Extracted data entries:
□ □ □ □ □

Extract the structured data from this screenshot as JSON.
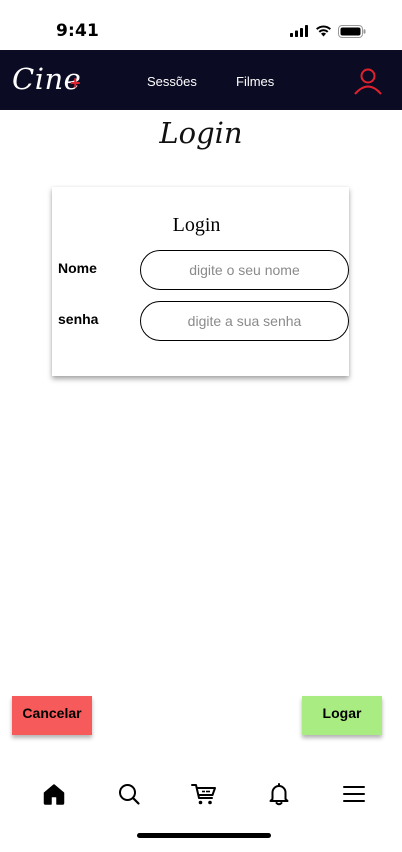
{
  "status_bar": {
    "time": "9:41",
    "icons": [
      "signal-icon",
      "wifi-icon",
      "battery-icon"
    ]
  },
  "navbar": {
    "logo_text": "Cine",
    "logo_plus": "+",
    "links": [
      {
        "label": "Sessões"
      },
      {
        "label": "Filmes"
      }
    ],
    "user_icon": "user-icon",
    "background": "#0b0b24",
    "accent": "#e0222e"
  },
  "page": {
    "title": "Login"
  },
  "login_card": {
    "title": "Login",
    "fields": [
      {
        "label": "Nome",
        "value": "",
        "placeholder": "digite o seu nome"
      },
      {
        "label": "senha",
        "value": "",
        "placeholder": "digite a sua senha"
      }
    ]
  },
  "actions": {
    "cancel_label": "Cancelar",
    "cancel_color": "#f65a5a",
    "login_label": "Logar",
    "login_color": "#a8ec82"
  },
  "bottom_nav": {
    "items": [
      {
        "icon": "home-icon"
      },
      {
        "icon": "search-icon"
      },
      {
        "icon": "cart-icon"
      },
      {
        "icon": "bell-icon"
      },
      {
        "icon": "menu-icon"
      }
    ]
  }
}
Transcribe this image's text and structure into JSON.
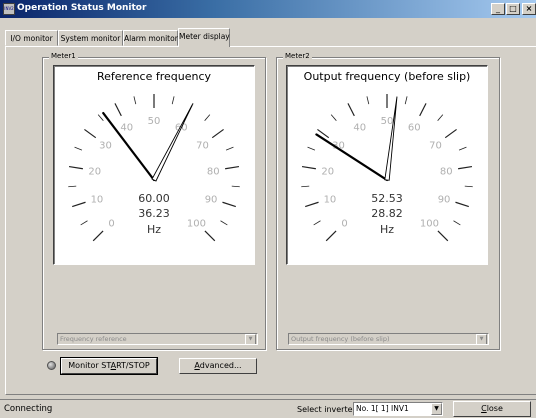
{
  "window": {
    "title": "Operation Status Monitor",
    "icon_text": "INV2",
    "minimize_glyph": "_",
    "maximize_glyph": "□",
    "close_glyph": "×"
  },
  "tabs": [
    {
      "label": "I/O monitor",
      "active": false
    },
    {
      "label": "System monitor",
      "active": false
    },
    {
      "label": "Alarm monitor",
      "active": false
    },
    {
      "label": "Meter display",
      "active": true
    }
  ],
  "meter1": {
    "group_label": "Meter1",
    "title": "Reference frequency",
    "value_primary": "60.00",
    "value_secondary": "36.23",
    "unit": "Hz",
    "scale_labels": [
      "0",
      "10",
      "20",
      "30",
      "40",
      "50",
      "60",
      "70",
      "80",
      "90",
      "100"
    ],
    "needle_black_value": 36.23,
    "needle_outline_value": 60.0,
    "select_value": "Frequency reference"
  },
  "meter2": {
    "group_label": "Meter2",
    "title": "Output frequency (before slip)",
    "value_primary": "52.53",
    "value_secondary": "28.82",
    "unit": "Hz",
    "scale_labels": [
      "0",
      "10",
      "20",
      "30",
      "40",
      "50",
      "60",
      "70",
      "80",
      "90",
      "100"
    ],
    "needle_black_value": 28.82,
    "needle_outline_value": 52.53,
    "select_value": "Output frequency (before slip)"
  },
  "controls": {
    "monitor_button": {
      "pre": "Monitor ST",
      "hotkey": "A",
      "post": "RT/STOP"
    },
    "advanced_button": {
      "hotkey": "A",
      "rest": "dvanced..."
    }
  },
  "status": {
    "text": "Connecting",
    "inverter_label": "Select inverter",
    "inverter_value": "No. 1[ 1] INV1",
    "close_button": {
      "hotkey": "C",
      "rest": "lose"
    }
  },
  "colors": {
    "face": "#d4d0c8",
    "title_start": "#0a246a",
    "title_end": "#a6caf0",
    "needle": "#000000"
  }
}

□ □ □ □ □

The records above are to be quoted exactly, with all pictures left out.

Extract the structured data from this screenshot as JSON.
{
  "status_bar": {
    "time": "9:41",
    "icons": [
      "signal-icon",
      "wifi-icon",
      "battery-icon"
    ]
  },
  "navbar": {
    "logo_text": "Cine",
    "logo_plus": "+",
    "links": [
      {
        "label": "Sessões"
      },
      {
        "label": "Filmes"
      }
    ],
    "user_icon": "user-icon",
    "background": "#0b0b24",
    "accent": "#e0222e"
  },
  "page": {
    "title": "Login"
  },
  "login_card": {
    "title": "Login",
    "fields": [
      {
        "label": "Nome",
        "value": "",
        "placeholder": "digite o seu nome"
      },
      {
        "label": "senha",
        "value": "",
        "placeholder": "digite a sua senha"
      }
    ]
  },
  "actions": {
    "cancel_label": "Cancelar",
    "cancel_color": "#f65a5a",
    "login_label": "Logar",
    "login_color": "#a8ec82"
  },
  "bottom_nav": {
    "items": [
      {
        "icon": "home-icon"
      },
      {
        "icon": "search-icon"
      },
      {
        "icon": "cart-icon"
      },
      {
        "icon": "bell-icon"
      },
      {
        "icon": "menu-icon"
      }
    ]
  }
}
Transcribe this image's text and structure into JSON.
{
  "window": {
    "title": "Operation Status Monitor",
    "icon_text": "INV2",
    "minimize_glyph": "_",
    "maximize_glyph": "□",
    "close_glyph": "×"
  },
  "tabs": [
    {
      "label": "I/O monitor",
      "active": false
    },
    {
      "label": "System monitor",
      "active": false
    },
    {
      "label": "Alarm monitor",
      "active": false
    },
    {
      "label": "Meter display",
      "active": true
    }
  ],
  "meter1": {
    "group_label": "Meter1",
    "title": "Reference frequency",
    "value_primary": "60.00",
    "value_secondary": "36.23",
    "unit": "Hz",
    "scale_labels": [
      "0",
      "10",
      "20",
      "30",
      "40",
      "50",
      "60",
      "70",
      "80",
      "90",
      "100"
    ],
    "needle_black_value": 36.23,
    "needle_outline_value": 60.0,
    "select_value": "Frequency reference"
  },
  "meter2": {
    "group_label": "Meter2",
    "title": "Output frequency (before slip)",
    "value_primary": "52.53",
    "value_secondary": "28.82",
    "unit": "Hz",
    "scale_labels": [
      "0",
      "10",
      "20",
      "30",
      "40",
      "50",
      "60",
      "70",
      "80",
      "90",
      "100"
    ],
    "needle_black_value": 28.82,
    "needle_outline_value": 52.53,
    "select_value": "Output frequency (before slip)"
  },
  "controls": {
    "monitor_button": {
      "pre": "Monitor ST",
      "hotkey": "A",
      "post": "RT/STOP"
    },
    "advanced_button": {
      "hotkey": "A",
      "rest": "dvanced..."
    }
  },
  "status": {
    "text": "Connecting",
    "inverter_label": "Select inverter",
    "inverter_value": "No. 1[ 1] INV1",
    "close_button": {
      "hotkey": "C",
      "rest": "lose"
    }
  },
  "colors": {
    "face": "#d4d0c8",
    "title_start": "#0a246a",
    "title_end": "#a6caf0",
    "needle": "#000000"
  }
}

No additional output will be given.